Given instruction: Produce a word-for-word copy of the listing below without its pictures.

--- Supplied records ---

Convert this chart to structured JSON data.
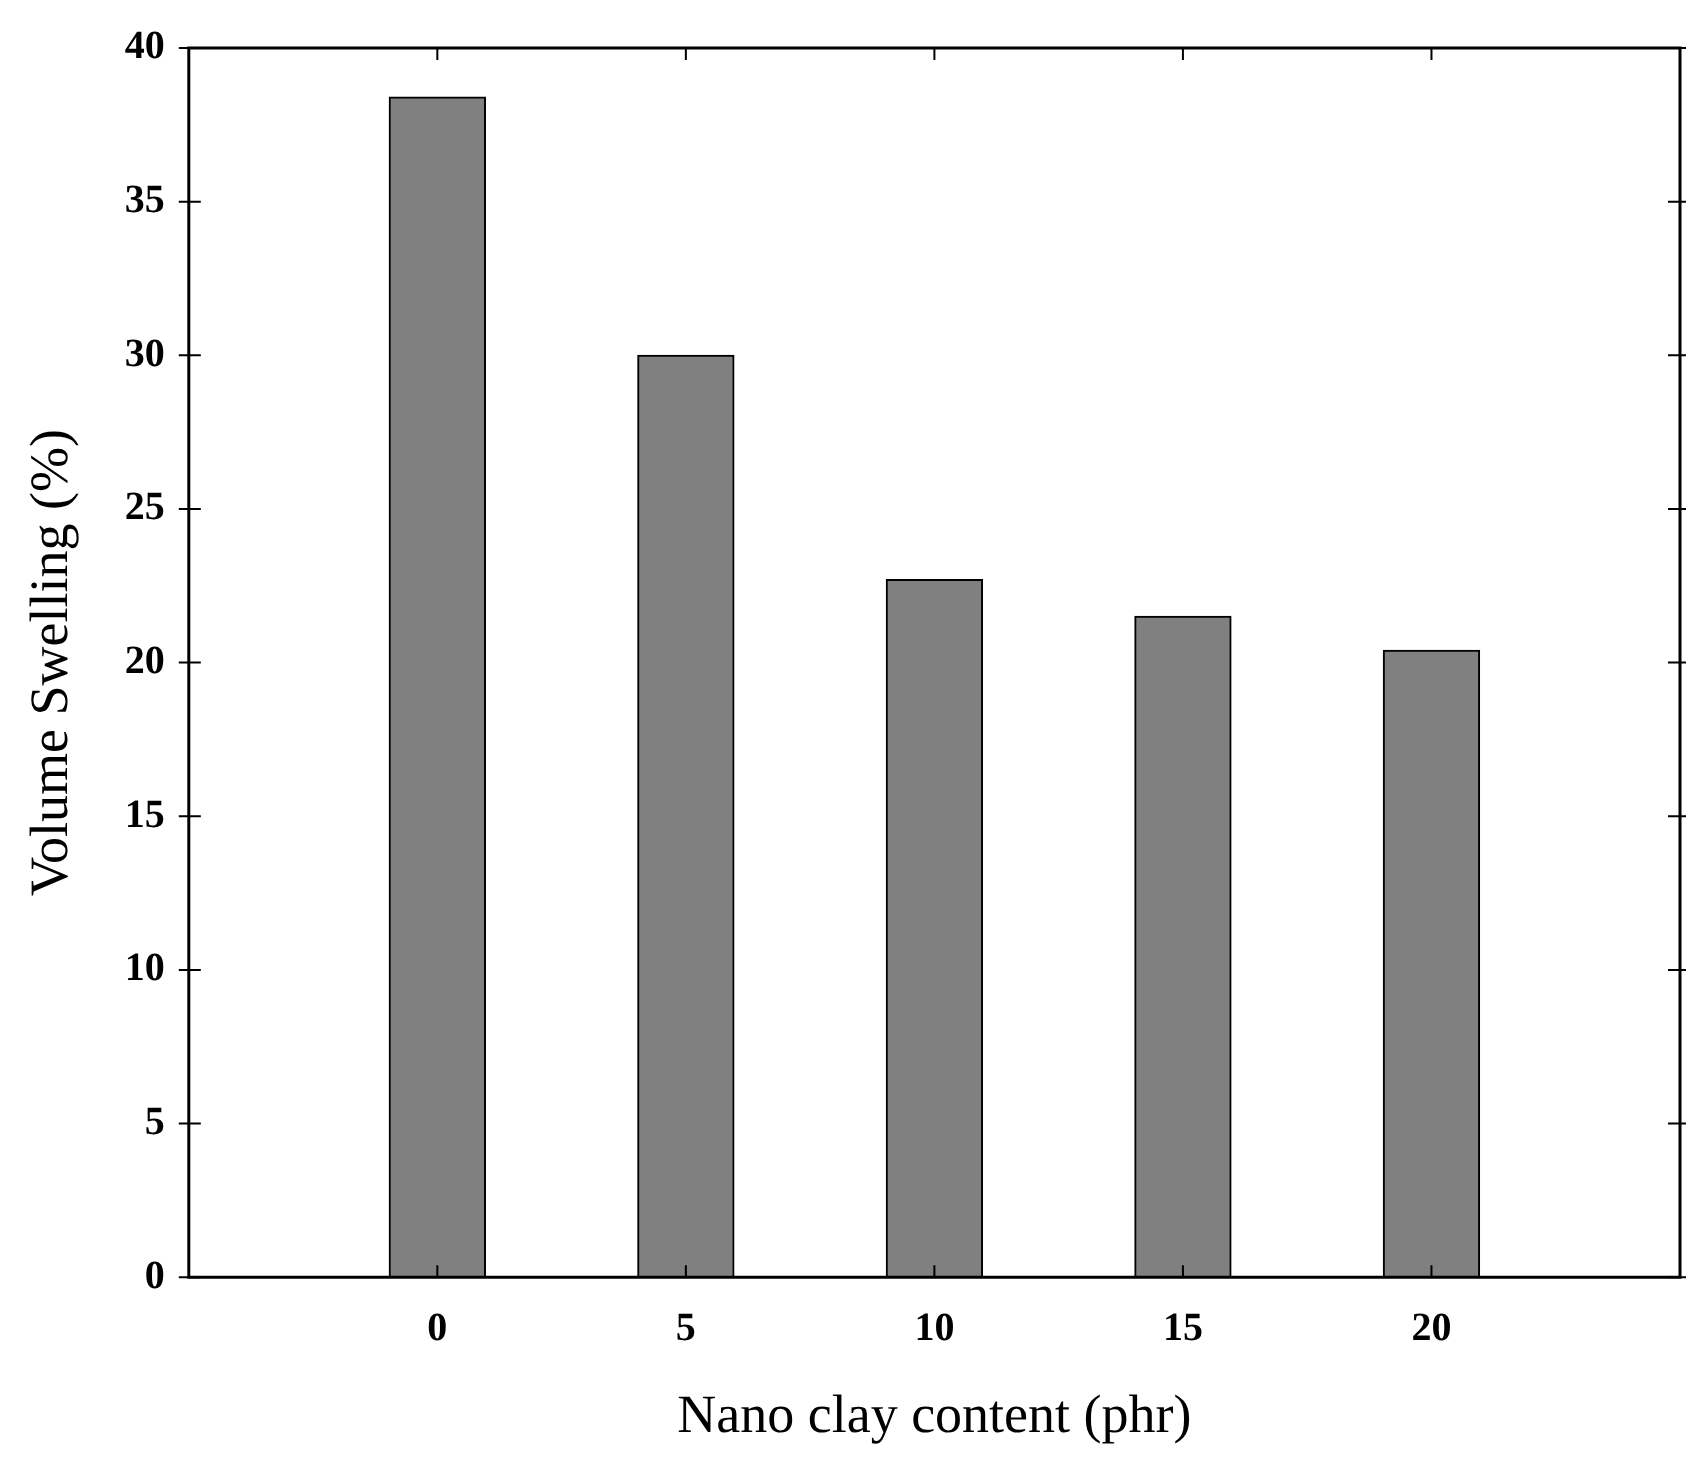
{
  "chart_data": {
    "type": "bar",
    "xlabel": "Nano clay content (phr)",
    "ylabel": "Volume Swelling (%)",
    "x": [
      0,
      5,
      10,
      15,
      20
    ],
    "values": [
      38.4,
      30.0,
      22.7,
      21.5,
      20.4
    ],
    "color": "#808080",
    "xlim": [
      -5,
      25
    ],
    "xticks": [
      0,
      5,
      10,
      15,
      20
    ],
    "ylim": [
      0,
      40
    ],
    "yticks": [
      0,
      5,
      10,
      15,
      20,
      25,
      30,
      35,
      40
    ],
    "grid": false,
    "legend": false
  }
}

---

Finished answer:
Convert this chart to structured JSON data.
{
  "chart_data": {
    "type": "bar",
    "xlabel": "Nano clay content (phr)",
    "ylabel": "Volume Swelling (%)",
    "x": [
      0,
      5,
      10,
      15,
      20
    ],
    "values": [
      38.4,
      30.0,
      22.7,
      21.5,
      20.4
    ],
    "color": "#808080",
    "xlim": [
      -5,
      25
    ],
    "xticks": [
      0,
      5,
      10,
      15,
      20
    ],
    "ylim": [
      0,
      40
    ],
    "yticks": [
      0,
      5,
      10,
      15,
      20,
      25,
      30,
      35,
      40
    ],
    "grid": false,
    "legend": false
  }
}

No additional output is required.